RECORDS PROVIDED =>
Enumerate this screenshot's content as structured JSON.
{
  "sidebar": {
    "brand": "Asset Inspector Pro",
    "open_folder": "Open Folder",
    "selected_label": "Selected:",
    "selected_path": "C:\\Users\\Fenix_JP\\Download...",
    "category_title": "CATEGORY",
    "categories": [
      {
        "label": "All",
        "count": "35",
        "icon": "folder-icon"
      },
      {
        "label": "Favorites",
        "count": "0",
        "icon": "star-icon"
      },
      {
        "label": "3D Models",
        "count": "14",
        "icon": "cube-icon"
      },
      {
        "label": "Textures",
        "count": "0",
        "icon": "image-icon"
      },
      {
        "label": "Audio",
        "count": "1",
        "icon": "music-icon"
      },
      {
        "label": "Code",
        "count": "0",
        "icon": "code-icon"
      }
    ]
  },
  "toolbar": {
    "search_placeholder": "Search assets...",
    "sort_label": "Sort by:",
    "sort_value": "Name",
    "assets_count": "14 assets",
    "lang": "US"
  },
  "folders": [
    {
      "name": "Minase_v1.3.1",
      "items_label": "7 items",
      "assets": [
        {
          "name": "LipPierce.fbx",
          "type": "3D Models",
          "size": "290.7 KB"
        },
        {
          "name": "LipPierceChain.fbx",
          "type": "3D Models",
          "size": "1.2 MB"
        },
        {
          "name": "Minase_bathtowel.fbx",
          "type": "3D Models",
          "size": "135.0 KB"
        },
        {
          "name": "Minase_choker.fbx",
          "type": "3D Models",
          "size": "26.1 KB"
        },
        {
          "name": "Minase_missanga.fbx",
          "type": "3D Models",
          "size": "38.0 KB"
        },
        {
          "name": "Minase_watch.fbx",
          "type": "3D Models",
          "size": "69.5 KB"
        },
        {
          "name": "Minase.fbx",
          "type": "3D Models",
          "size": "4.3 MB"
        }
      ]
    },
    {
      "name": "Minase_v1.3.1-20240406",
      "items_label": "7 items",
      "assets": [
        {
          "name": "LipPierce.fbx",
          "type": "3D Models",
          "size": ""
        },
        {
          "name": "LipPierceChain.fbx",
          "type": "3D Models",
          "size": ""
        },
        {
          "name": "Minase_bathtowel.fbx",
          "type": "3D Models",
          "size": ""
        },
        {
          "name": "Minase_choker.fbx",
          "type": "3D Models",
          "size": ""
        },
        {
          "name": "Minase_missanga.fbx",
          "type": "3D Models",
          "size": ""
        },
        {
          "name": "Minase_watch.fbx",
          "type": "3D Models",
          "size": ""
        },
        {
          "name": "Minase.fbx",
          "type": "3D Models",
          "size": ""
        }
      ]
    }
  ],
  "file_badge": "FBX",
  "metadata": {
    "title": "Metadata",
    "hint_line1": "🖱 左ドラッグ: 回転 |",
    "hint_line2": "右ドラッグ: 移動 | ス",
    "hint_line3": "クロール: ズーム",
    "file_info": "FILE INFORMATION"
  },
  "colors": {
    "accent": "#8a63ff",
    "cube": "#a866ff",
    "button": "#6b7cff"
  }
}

DIRECTION =>
Select all lines with the word "icon" from the entries above.

RESULT FOR THIS EXERCISE =>
        "icon": "folder-icon"
        "icon": "star-icon"
        "icon": "cube-icon"
        "icon": "image-icon"
        "icon": "music-icon"
        "icon": "code-icon"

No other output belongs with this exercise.